Provided entries –
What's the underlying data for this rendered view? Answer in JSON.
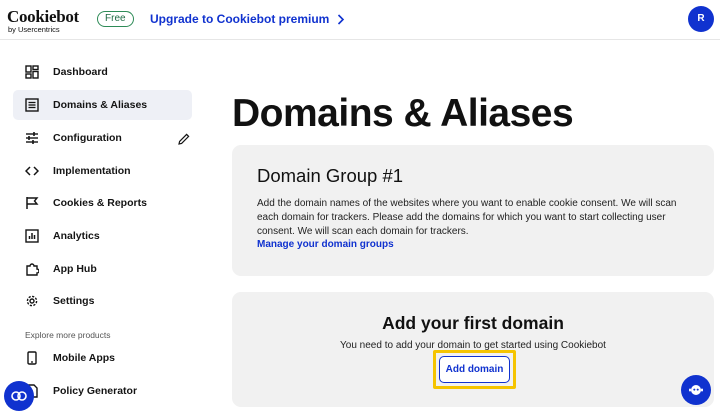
{
  "header": {
    "logo_name": "Cookiebot",
    "logo_sub": "by Usercentrics",
    "plan_badge": "Free",
    "upgrade_label": "Upgrade to Cookiebot premium",
    "avatar_initial": "R"
  },
  "sidebar": {
    "items": [
      {
        "label": "Dashboard",
        "icon": "dashboard-icon",
        "active": false
      },
      {
        "label": "Domains & Aliases",
        "icon": "list-icon",
        "active": true
      },
      {
        "label": "Configuration",
        "icon": "sliders-icon",
        "active": false
      },
      {
        "label": "Implementation",
        "icon": "code-icon",
        "active": false
      },
      {
        "label": "Cookies & Reports",
        "icon": "flag-icon",
        "active": false
      },
      {
        "label": "Analytics",
        "icon": "chart-icon",
        "active": false
      },
      {
        "label": "App Hub",
        "icon": "puzzle-icon",
        "active": false
      },
      {
        "label": "Settings",
        "icon": "gear-icon",
        "active": false
      },
      {
        "label": "Mobile Apps",
        "icon": "mobile-icon",
        "active": false
      },
      {
        "label": "Policy Generator",
        "icon": "document-icon",
        "active": false
      }
    ],
    "explore_caption": "Explore more products"
  },
  "main": {
    "page_title": "Domains & Aliases",
    "group": {
      "title": "Domain Group #1",
      "description": "Add the domain names of the websites where you want to enable cookie consent. We will scan each domain for trackers. Please add the domains for which you want to start collecting user consent. We will scan each domain for trackers.",
      "manage_link": "Manage your domain groups"
    },
    "empty_state": {
      "title": "Add your first domain",
      "description": "You need to add your domain to get started using Cookiebot",
      "button_label": "Add domain"
    }
  },
  "colors": {
    "brand_blue": "#1032cf",
    "highlight_yellow": "#f5c400",
    "badge_green": "#2e8b57",
    "card_gray": "#f1f1f1",
    "active_nav_bg": "#eef0f6"
  }
}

The task –
Copy each line above that contains the word "your".

Solution –
      "manage_link": "Manage your domain groups"
      "title": "Add your first domain",
      "description": "You need to add your domain to get started using Cookiebot",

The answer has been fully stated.